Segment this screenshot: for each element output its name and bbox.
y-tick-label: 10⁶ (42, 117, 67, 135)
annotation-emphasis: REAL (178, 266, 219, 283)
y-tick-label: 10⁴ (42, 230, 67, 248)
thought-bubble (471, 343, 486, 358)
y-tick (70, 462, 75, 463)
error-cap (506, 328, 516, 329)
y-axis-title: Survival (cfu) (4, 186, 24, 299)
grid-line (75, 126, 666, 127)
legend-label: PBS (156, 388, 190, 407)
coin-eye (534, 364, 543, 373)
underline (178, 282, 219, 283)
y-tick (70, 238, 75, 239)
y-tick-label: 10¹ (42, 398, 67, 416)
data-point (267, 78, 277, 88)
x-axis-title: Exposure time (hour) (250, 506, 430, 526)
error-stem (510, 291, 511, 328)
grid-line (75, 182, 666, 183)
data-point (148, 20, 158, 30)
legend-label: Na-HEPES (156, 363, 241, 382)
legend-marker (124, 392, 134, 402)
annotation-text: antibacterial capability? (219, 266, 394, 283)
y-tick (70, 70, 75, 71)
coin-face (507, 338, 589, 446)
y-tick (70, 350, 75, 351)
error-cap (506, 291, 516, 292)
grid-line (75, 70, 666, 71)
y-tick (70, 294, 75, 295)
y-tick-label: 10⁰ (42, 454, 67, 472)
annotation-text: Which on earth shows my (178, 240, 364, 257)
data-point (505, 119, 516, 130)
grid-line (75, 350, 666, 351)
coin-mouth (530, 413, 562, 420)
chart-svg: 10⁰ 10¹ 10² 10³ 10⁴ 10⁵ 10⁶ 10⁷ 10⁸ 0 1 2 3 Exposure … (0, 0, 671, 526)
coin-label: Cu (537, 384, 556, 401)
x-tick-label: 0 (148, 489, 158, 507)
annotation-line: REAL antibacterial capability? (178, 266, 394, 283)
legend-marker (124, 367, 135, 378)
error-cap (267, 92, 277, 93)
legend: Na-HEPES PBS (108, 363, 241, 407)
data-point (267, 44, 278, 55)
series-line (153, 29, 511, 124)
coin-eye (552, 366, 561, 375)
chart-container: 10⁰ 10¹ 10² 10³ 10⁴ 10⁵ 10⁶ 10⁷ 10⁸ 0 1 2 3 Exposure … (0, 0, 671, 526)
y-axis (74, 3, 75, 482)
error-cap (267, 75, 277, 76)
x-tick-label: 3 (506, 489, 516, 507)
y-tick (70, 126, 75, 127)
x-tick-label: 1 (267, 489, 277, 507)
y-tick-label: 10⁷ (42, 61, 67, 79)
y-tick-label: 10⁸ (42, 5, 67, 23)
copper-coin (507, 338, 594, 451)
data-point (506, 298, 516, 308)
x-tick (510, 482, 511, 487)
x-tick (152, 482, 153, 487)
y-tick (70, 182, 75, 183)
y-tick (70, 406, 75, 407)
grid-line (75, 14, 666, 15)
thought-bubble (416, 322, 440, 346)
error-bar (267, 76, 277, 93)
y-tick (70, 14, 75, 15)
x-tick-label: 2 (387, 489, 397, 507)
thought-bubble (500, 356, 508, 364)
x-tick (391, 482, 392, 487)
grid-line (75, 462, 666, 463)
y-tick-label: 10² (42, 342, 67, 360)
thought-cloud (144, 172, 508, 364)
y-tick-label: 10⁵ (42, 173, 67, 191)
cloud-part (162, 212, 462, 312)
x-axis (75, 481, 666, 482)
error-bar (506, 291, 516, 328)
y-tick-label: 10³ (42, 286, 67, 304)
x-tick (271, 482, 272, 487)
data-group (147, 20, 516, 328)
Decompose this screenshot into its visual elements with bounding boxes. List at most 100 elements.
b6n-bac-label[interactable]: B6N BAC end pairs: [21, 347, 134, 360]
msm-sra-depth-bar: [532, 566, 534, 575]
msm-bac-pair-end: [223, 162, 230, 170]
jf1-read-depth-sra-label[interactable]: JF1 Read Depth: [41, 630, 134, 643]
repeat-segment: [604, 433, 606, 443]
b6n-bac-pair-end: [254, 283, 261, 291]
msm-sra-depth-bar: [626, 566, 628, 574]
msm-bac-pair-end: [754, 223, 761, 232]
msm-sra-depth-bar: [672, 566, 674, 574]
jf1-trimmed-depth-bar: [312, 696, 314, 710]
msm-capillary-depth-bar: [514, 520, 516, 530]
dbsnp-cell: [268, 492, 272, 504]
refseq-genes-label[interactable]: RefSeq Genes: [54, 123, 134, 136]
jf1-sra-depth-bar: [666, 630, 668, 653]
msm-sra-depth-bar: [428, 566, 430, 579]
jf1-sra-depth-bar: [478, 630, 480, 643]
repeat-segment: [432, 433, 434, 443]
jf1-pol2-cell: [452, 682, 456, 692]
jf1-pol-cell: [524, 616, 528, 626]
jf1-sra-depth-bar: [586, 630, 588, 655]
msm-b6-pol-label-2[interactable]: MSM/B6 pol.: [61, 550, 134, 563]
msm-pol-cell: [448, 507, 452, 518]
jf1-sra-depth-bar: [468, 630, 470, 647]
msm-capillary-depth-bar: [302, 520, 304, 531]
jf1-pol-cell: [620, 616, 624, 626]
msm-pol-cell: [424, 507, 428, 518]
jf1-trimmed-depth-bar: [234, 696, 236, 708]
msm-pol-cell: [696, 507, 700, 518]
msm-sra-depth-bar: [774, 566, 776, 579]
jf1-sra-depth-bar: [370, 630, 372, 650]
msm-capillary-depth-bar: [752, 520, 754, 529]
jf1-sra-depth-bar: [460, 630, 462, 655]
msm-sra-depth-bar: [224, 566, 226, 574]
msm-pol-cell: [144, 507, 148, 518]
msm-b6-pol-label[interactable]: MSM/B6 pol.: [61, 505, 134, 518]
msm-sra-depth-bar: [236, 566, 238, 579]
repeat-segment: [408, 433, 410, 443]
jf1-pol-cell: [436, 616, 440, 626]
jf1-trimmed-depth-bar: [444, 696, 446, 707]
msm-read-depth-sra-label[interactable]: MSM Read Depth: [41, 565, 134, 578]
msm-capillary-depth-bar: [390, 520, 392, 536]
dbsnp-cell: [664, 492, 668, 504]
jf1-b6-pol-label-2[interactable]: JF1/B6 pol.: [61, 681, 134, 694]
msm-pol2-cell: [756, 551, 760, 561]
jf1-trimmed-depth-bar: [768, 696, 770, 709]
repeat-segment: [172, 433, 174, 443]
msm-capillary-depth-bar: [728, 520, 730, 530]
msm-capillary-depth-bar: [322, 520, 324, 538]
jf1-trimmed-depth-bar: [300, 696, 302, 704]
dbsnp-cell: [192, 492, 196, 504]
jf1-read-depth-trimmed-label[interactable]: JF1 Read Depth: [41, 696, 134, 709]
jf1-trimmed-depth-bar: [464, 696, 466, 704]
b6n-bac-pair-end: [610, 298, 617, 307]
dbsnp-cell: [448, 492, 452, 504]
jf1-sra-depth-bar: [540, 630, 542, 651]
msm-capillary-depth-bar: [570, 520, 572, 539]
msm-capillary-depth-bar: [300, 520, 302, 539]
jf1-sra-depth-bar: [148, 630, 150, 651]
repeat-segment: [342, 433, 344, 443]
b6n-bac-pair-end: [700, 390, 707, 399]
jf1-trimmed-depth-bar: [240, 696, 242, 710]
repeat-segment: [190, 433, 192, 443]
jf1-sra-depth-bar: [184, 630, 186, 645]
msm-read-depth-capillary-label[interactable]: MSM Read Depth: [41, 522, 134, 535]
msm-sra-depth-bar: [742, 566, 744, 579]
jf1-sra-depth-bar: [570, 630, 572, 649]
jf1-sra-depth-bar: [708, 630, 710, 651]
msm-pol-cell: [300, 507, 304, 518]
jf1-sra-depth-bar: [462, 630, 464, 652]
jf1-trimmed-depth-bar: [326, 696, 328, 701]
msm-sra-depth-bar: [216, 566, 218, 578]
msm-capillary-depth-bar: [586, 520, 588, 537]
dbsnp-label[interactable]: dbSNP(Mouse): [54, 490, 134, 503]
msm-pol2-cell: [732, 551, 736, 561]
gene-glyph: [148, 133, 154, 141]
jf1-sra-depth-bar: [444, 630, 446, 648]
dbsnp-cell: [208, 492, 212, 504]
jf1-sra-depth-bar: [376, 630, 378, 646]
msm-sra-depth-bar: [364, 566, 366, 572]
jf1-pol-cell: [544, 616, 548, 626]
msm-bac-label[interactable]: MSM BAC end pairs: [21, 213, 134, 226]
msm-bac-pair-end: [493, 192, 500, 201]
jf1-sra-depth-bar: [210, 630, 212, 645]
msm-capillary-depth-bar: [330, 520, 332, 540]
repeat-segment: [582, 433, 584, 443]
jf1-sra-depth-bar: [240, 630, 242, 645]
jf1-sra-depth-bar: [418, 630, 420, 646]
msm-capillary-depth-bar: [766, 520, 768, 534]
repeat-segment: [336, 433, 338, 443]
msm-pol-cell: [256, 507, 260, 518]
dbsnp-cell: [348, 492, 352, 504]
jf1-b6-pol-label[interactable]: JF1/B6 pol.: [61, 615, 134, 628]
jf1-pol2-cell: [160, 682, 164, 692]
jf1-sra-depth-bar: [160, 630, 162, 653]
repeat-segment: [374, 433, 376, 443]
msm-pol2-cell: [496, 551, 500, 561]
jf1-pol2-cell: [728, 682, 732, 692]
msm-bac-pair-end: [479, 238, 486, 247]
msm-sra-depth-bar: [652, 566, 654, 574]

• **TASK STATEMENT**: Where in the records does the word "antibacterial" appear? Copy each line that holds it.

• **TASK SOLUTION**:
annotation-text: antibacterial capability? (219, 266, 394, 283)
annotation-line: REAL antibacterial capability? (178, 266, 394, 283)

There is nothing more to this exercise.